• [WRITTEN EXERCISE] Keep only the lines of the listing that include the word "universe", and copy them.
======
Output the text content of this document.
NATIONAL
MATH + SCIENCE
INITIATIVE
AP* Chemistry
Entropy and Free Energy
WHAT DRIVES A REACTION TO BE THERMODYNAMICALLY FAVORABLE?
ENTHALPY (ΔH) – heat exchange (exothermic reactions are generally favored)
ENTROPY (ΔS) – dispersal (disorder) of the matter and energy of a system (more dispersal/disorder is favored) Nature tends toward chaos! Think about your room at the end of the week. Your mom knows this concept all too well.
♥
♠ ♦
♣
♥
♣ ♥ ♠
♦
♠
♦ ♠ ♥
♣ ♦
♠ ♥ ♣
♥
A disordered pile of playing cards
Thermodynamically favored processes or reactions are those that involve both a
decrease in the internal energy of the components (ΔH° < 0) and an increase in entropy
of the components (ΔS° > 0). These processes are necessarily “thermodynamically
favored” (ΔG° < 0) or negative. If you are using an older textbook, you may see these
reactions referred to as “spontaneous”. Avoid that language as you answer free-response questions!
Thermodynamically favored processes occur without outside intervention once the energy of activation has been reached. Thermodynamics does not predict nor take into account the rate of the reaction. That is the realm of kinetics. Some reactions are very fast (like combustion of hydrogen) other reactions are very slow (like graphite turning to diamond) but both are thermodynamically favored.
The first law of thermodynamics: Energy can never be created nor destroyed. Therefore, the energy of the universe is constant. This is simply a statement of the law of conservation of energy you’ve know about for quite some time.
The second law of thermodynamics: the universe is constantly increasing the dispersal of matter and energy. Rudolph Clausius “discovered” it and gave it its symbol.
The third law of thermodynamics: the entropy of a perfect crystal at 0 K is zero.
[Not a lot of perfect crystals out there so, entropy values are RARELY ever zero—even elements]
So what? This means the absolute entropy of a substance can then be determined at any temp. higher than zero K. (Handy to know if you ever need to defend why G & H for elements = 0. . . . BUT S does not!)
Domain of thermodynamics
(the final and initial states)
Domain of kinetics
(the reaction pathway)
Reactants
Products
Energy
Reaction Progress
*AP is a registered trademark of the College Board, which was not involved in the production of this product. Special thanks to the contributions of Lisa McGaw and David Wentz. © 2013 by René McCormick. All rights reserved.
======
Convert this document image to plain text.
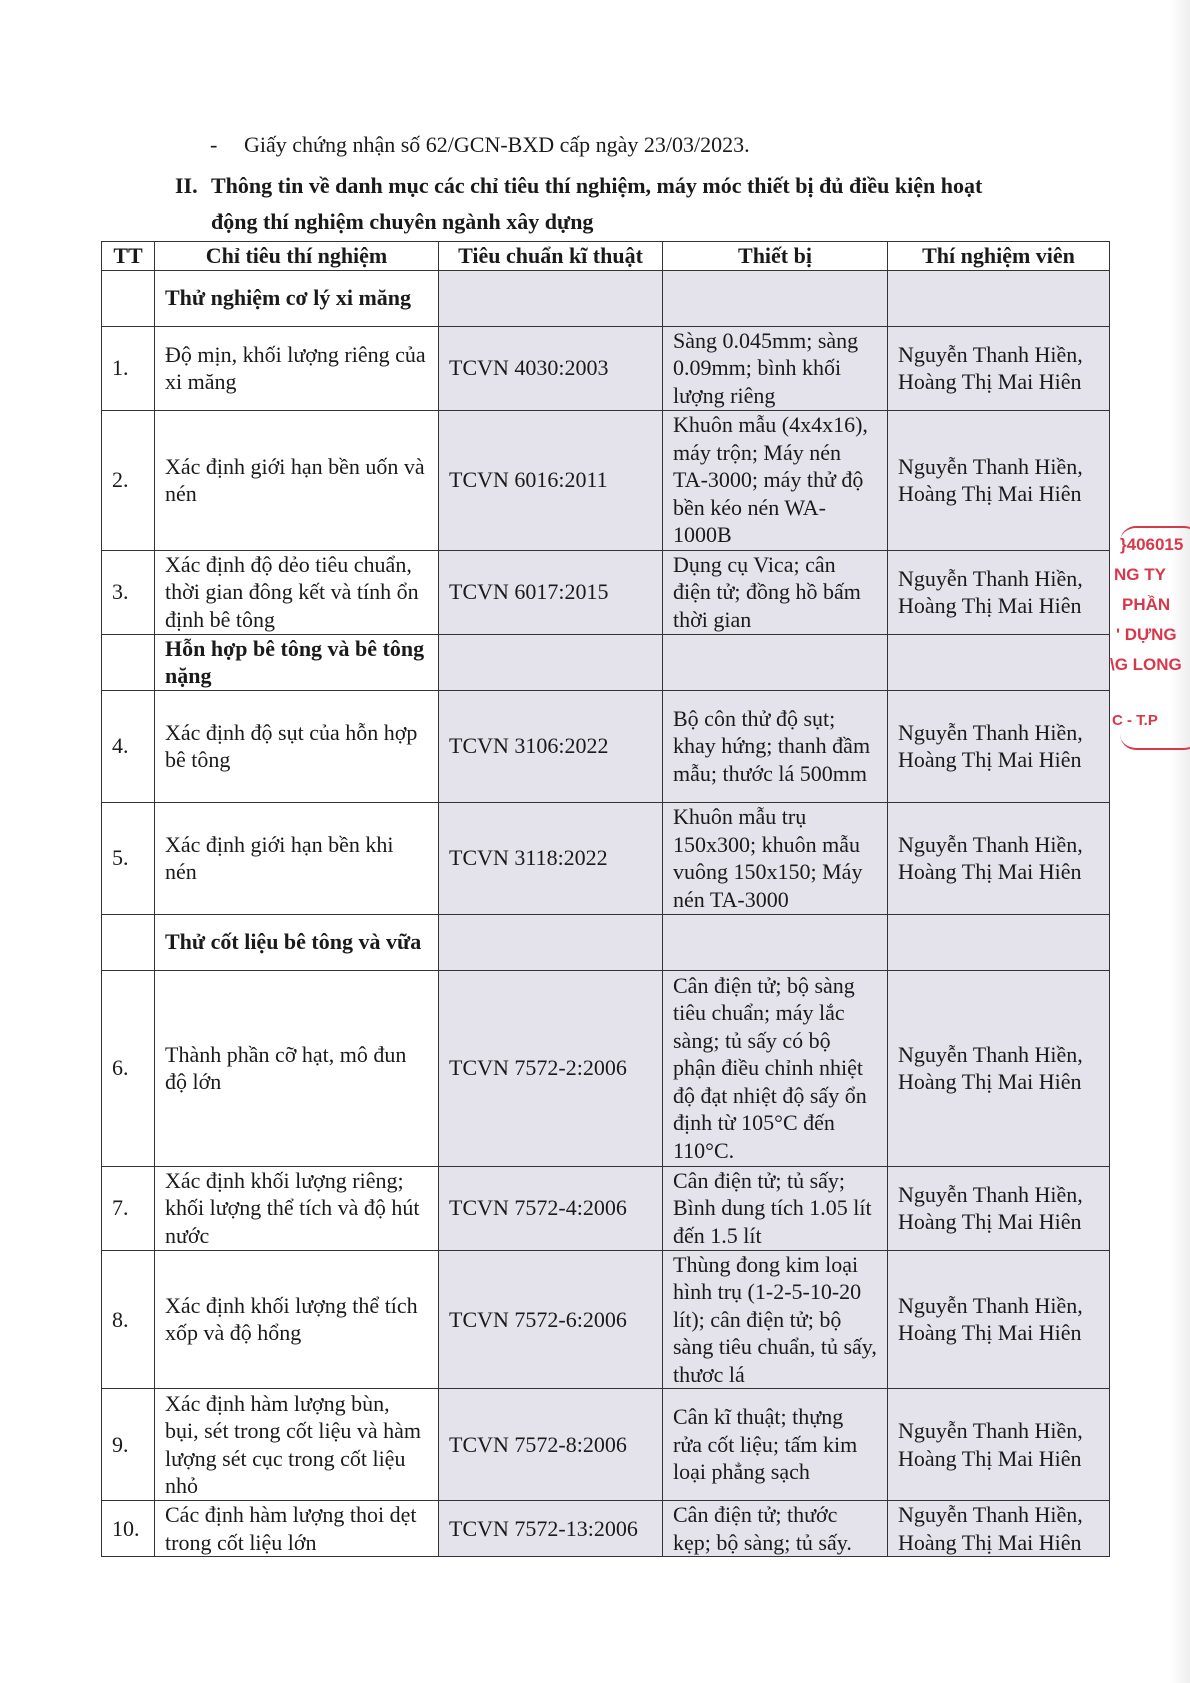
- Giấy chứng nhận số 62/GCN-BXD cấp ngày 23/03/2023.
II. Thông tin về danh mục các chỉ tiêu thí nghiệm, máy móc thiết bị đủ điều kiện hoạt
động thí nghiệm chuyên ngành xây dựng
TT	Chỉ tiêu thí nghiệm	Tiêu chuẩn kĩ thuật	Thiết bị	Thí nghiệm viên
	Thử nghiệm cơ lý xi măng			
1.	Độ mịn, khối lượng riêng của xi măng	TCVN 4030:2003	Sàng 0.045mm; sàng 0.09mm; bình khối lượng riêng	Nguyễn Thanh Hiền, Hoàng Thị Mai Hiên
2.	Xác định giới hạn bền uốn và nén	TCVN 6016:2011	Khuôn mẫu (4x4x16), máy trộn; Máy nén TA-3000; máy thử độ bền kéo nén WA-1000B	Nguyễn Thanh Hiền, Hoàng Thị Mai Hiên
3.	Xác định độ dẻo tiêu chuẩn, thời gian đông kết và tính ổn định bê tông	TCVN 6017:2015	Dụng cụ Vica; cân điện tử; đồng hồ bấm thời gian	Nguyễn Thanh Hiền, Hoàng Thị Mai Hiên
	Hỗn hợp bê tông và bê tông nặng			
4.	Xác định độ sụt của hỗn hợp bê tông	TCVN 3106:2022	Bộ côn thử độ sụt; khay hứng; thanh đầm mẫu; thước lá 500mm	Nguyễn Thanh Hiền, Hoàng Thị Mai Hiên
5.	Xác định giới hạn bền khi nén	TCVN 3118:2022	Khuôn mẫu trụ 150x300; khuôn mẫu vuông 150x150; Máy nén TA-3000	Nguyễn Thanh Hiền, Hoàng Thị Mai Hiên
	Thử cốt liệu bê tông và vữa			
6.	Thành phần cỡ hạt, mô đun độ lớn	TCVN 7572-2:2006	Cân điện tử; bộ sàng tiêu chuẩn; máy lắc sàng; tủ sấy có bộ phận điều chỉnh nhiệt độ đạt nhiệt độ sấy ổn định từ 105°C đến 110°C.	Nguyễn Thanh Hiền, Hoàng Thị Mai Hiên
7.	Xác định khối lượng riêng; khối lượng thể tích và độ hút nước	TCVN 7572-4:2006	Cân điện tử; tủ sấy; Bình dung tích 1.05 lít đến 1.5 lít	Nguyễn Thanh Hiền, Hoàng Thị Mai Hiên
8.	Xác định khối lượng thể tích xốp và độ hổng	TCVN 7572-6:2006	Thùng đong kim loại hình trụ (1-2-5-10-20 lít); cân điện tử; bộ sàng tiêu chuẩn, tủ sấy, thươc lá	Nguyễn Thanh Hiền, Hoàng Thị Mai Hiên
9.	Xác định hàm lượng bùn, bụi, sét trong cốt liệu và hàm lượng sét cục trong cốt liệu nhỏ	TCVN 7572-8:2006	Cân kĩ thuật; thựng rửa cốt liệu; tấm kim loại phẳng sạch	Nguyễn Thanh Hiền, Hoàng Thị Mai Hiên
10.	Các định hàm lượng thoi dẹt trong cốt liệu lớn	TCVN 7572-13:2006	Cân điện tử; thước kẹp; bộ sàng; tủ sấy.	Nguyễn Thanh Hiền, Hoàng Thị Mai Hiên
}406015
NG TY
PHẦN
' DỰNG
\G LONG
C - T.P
======
• [TASK OUTPUT]
The first law of thermodynamics: Energy can never be created nor destroyed. Therefore, the energy of the universe is constant. This is simply a statement of the law of conservation of energy you’ve know about for quite some time.
The second law of thermodynamics: the universe is constantly increasing the dispersal of matter and energy. Rudolph Clausius “discovered” it and gave it its symbol.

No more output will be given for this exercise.